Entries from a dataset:
───

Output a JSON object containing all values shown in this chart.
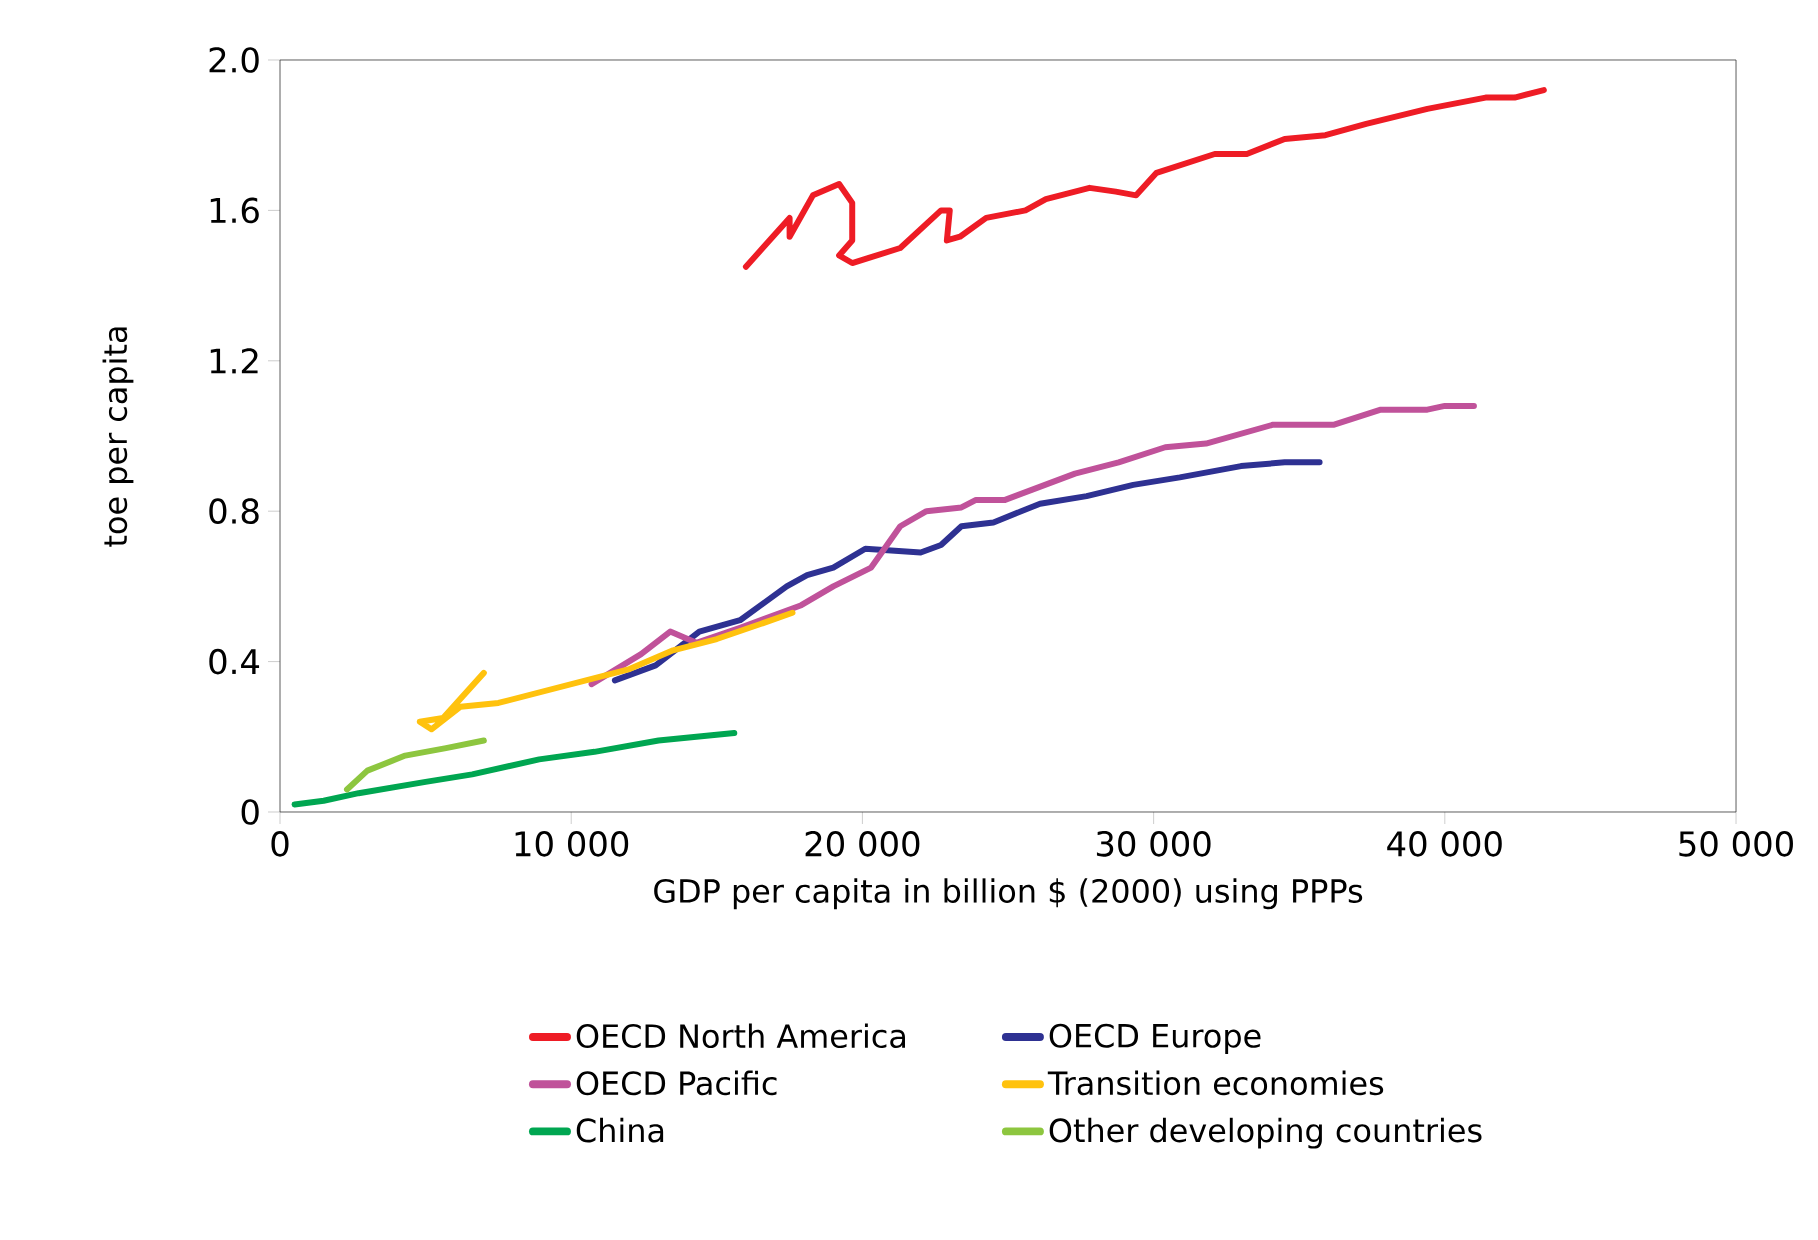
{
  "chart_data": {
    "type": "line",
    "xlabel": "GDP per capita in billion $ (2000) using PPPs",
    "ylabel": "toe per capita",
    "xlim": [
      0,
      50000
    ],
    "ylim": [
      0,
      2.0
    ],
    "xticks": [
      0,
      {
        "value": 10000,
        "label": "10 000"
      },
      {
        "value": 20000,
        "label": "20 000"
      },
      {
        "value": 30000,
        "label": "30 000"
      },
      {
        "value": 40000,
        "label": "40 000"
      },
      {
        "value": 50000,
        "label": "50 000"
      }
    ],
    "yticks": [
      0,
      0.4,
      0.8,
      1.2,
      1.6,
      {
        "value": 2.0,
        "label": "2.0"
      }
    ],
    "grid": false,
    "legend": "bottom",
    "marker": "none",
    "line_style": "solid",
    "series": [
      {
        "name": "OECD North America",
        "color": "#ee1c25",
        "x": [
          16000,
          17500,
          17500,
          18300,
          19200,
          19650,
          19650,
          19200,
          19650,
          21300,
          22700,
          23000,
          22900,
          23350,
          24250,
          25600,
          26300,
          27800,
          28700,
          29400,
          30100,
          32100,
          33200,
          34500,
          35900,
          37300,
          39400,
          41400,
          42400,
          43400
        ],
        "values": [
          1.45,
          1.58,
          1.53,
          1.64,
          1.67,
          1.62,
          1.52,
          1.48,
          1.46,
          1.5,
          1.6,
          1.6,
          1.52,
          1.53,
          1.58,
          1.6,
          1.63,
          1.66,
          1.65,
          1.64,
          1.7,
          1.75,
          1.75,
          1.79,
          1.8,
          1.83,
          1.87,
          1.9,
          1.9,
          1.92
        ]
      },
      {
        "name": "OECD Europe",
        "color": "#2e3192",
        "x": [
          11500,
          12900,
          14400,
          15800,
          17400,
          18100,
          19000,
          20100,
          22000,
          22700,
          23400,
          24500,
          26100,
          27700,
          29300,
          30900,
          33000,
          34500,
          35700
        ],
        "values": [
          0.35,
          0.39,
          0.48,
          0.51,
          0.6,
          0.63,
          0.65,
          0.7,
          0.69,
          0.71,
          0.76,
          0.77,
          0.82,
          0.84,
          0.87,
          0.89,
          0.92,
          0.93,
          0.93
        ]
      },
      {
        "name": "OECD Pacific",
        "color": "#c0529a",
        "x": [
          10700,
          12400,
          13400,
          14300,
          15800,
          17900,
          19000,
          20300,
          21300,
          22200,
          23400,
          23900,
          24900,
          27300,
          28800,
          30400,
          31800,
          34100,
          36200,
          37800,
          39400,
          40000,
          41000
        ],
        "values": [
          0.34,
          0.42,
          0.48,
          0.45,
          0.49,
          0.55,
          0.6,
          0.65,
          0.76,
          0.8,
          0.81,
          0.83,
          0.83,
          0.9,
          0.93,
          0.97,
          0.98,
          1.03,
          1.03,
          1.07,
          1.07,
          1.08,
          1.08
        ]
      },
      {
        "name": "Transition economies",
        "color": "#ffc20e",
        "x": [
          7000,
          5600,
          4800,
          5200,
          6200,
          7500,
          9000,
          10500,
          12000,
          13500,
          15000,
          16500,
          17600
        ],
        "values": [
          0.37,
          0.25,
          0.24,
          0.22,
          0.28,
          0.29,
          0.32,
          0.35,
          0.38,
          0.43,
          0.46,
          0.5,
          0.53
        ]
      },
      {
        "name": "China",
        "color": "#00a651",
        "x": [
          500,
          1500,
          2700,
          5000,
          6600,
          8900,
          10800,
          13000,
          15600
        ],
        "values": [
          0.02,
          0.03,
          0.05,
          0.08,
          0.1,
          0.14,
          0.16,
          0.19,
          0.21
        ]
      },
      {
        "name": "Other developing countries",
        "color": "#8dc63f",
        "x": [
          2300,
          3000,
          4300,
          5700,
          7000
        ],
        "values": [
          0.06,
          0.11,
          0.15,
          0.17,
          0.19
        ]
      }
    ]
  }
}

───

YOUR GOAL: Extract every line above containing the word "color".

OUTPUT FOR THIS TASK:
        "color": "#ee1c25",
        "color": "#2e3192",
        "color": "#c0529a",
        "color": "#ffc20e",
        "color": "#00a651",
        "color": "#8dc63f",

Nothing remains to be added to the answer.